___ Supplied records ___

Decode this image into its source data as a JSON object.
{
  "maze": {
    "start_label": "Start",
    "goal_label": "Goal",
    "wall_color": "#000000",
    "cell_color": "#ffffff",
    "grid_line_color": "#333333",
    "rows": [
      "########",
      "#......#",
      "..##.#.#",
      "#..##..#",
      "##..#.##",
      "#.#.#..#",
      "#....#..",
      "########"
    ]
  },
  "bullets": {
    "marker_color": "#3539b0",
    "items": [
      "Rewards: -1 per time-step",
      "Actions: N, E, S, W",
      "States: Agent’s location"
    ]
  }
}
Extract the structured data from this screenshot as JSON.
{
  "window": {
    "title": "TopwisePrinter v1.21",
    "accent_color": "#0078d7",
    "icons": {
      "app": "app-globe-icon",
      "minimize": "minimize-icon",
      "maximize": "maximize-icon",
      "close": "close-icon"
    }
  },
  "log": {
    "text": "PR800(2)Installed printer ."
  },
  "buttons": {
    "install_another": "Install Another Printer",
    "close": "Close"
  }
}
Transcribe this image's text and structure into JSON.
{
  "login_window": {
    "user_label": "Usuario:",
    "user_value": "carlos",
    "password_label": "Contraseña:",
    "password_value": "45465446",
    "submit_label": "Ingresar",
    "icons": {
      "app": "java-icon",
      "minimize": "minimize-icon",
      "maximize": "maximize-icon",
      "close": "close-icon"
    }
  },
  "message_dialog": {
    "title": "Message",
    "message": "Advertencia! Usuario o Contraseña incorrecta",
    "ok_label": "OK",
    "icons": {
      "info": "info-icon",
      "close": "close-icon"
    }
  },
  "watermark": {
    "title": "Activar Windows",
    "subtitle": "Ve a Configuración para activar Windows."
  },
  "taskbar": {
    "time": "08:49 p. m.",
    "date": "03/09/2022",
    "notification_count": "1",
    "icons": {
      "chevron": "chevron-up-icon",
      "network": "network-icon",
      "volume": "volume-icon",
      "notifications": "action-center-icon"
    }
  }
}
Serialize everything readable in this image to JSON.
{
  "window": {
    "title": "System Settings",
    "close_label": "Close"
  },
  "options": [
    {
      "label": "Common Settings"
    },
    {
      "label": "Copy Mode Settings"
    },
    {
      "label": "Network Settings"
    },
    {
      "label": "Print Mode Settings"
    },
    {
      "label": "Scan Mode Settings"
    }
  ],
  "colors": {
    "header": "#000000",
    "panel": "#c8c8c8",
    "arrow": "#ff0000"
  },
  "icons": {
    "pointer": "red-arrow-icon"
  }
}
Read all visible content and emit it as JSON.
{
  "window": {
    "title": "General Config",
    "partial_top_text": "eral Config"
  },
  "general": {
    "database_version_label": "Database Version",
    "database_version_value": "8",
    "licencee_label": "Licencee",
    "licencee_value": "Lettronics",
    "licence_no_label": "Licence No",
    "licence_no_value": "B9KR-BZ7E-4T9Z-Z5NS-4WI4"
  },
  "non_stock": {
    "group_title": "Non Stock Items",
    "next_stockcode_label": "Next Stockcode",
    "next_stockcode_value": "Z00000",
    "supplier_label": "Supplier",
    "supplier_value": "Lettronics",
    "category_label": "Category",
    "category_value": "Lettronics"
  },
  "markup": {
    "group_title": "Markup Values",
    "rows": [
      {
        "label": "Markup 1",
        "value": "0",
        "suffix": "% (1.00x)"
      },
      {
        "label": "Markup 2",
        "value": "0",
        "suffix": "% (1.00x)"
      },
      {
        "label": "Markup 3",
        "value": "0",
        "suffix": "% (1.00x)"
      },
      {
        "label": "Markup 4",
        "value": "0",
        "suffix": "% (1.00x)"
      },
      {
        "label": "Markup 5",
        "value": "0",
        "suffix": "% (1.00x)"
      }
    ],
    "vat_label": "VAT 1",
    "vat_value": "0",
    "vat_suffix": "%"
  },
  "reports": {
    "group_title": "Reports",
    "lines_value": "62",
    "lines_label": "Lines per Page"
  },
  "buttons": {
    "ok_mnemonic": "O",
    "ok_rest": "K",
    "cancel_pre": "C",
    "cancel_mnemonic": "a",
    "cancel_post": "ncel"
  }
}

___

▶ _What is required_: Repeat the material above in full, quoting it exactly.

▶ _Solution_:
Decode this image into its source data as a JSON object.
{
  "maze": {
    "start_label": "Start",
    "goal_label": "Goal",
    "wall_color": "#000000",
    "cell_color": "#ffffff",
    "grid_line_color": "#333333",
    "rows": [
      "########",
      "#......#",
      "..##.#.#",
      "#..##..#",
      "##..#.##",
      "#.#.#..#",
      "#....#..",
      "########"
    ]
  },
  "bullets": {
    "marker_color": "#3539b0",
    "items": [
      "Rewards: -1 per time-step",
      "Actions: N, E, S, W",
      "States: Agent’s location"
    ]
  }
}
Extract the structured data from this screenshot as JSON.
{
  "window": {
    "title": "TopwisePrinter v1.21",
    "accent_color": "#0078d7",
    "icons": {
      "app": "app-globe-icon",
      "minimize": "minimize-icon",
      "maximize": "maximize-icon",
      "close": "close-icon"
    }
  },
  "log": {
    "text": "PR800(2)Installed printer ."
  },
  "buttons": {
    "install_another": "Install Another Printer",
    "close": "Close"
  }
}
Transcribe this image's text and structure into JSON.
{
  "login_window": {
    "user_label": "Usuario:",
    "user_value": "carlos",
    "password_label": "Contraseña:",
    "password_value": "45465446",
    "submit_label": "Ingresar",
    "icons": {
      "app": "java-icon",
      "minimize": "minimize-icon",
      "maximize": "maximize-icon",
      "close": "close-icon"
    }
  },
  "message_dialog": {
    "title": "Message",
    "message": "Advertencia! Usuario o Contraseña incorrecta",
    "ok_label": "OK",
    "icons": {
      "info": "info-icon",
      "close": "close-icon"
    }
  },
  "watermark": {
    "title": "Activar Windows",
    "subtitle": "Ve a Configuración para activar Windows."
  },
  "taskbar": {
    "time": "08:49 p. m.",
    "date": "03/09/2022",
    "notification_count": "1",
    "icons": {
      "chevron": "chevron-up-icon",
      "network": "network-icon",
      "volume": "volume-icon",
      "notifications": "action-center-icon"
    }
  }
}
Serialize everything readable in this image to JSON.
{
  "window": {
    "title": "System Settings",
    "close_label": "Close"
  },
  "options": [
    {
      "label": "Common Settings"
    },
    {
      "label": "Copy Mode Settings"
    },
    {
      "label": "Network Settings"
    },
    {
      "label": "Print Mode Settings"
    },
    {
      "label": "Scan Mode Settings"
    }
  ],
  "colors": {
    "header": "#000000",
    "panel": "#c8c8c8",
    "arrow": "#ff0000"
  },
  "icons": {
    "pointer": "red-arrow-icon"
  }
}
Read all visible content and emit it as JSON.
{
  "window": {
    "title": "General Config",
    "partial_top_text": "eral Config"
  },
  "general": {
    "database_version_label": "Database Version",
    "database_version_value": "8",
    "licencee_label": "Licencee",
    "licencee_value": "Lettronics",
    "licence_no_label": "Licence No",
    "licence_no_value": "B9KR-BZ7E-4T9Z-Z5NS-4WI4"
  },
  "non_stock": {
    "group_title": "Non Stock Items",
    "next_stockcode_label": "Next Stockcode",
    "next_stockcode_value": "Z00000",
    "supplier_label": "Supplier",
    "supplier_value": "Lettronics",
    "category_label": "Category",
    "category_value": "Lettronics"
  },
  "markup": {
    "group_title": "Markup Values",
    "rows": [
      {
        "label": "Markup 1",
        "value": "0",
        "suffix": "% (1.00x)"
      },
      {
        "label": "Markup 2",
        "value": "0",
        "suffix": "% (1.00x)"
      },
      {
        "label": "Markup 3",
        "value": "0",
        "suffix": "% (1.00x)"
      },
      {
        "label": "Markup 4",
        "value": "0",
        "suffix": "% (1.00x)"
      },
      {
        "label": "Markup 5",
        "value": "0",
        "suffix": "% (1.00x)"
      }
    ],
    "vat_label": "VAT 1",
    "vat_value": "0",
    "vat_suffix": "%"
  },
  "reports": {
    "group_title": "Reports",
    "lines_value": "62",
    "lines_label": "Lines per Page"
  },
  "buttons": {
    "ok_mnemonic": "O",
    "ok_rest": "K",
    "cancel_pre": "C",
    "cancel_mnemonic": "a",
    "cancel_post": "ncel"
  }
}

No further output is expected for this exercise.